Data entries
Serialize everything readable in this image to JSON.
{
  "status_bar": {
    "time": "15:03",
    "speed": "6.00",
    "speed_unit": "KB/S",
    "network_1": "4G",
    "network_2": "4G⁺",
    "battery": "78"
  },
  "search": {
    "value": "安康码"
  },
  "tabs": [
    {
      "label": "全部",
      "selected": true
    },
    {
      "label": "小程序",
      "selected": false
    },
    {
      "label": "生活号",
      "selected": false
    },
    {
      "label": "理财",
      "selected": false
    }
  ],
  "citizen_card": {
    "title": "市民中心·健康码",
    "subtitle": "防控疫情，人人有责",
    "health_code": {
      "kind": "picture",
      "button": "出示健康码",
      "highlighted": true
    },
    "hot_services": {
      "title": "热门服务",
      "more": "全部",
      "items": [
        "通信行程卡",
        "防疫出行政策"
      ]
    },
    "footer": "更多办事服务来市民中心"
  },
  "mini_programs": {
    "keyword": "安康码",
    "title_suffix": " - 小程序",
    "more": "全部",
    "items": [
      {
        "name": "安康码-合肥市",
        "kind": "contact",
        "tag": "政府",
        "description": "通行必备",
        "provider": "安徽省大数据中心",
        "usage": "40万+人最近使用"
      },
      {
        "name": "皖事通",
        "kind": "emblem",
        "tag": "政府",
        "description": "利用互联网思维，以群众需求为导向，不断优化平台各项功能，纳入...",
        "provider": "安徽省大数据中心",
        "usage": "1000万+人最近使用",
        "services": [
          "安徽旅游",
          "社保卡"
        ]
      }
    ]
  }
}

--

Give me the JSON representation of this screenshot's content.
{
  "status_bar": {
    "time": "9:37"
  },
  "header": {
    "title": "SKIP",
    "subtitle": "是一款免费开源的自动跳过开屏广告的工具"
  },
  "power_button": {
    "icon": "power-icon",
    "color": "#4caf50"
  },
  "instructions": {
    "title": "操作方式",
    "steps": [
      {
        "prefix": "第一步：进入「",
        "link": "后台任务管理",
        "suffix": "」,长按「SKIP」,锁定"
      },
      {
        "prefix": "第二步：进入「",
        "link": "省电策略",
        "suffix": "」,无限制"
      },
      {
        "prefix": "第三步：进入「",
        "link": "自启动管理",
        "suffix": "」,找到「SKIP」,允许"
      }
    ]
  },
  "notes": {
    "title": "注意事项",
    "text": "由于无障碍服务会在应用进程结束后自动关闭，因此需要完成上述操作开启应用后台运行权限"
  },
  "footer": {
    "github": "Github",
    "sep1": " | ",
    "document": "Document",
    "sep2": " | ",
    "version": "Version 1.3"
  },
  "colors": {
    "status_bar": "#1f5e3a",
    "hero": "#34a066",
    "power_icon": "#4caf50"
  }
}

* _BRIEF_
Identify and copy the lines holding the word "kind".

* _CORRECT OUTPUT_
      "kind": "picture",
        "kind": "contact",
        "kind": "emblem",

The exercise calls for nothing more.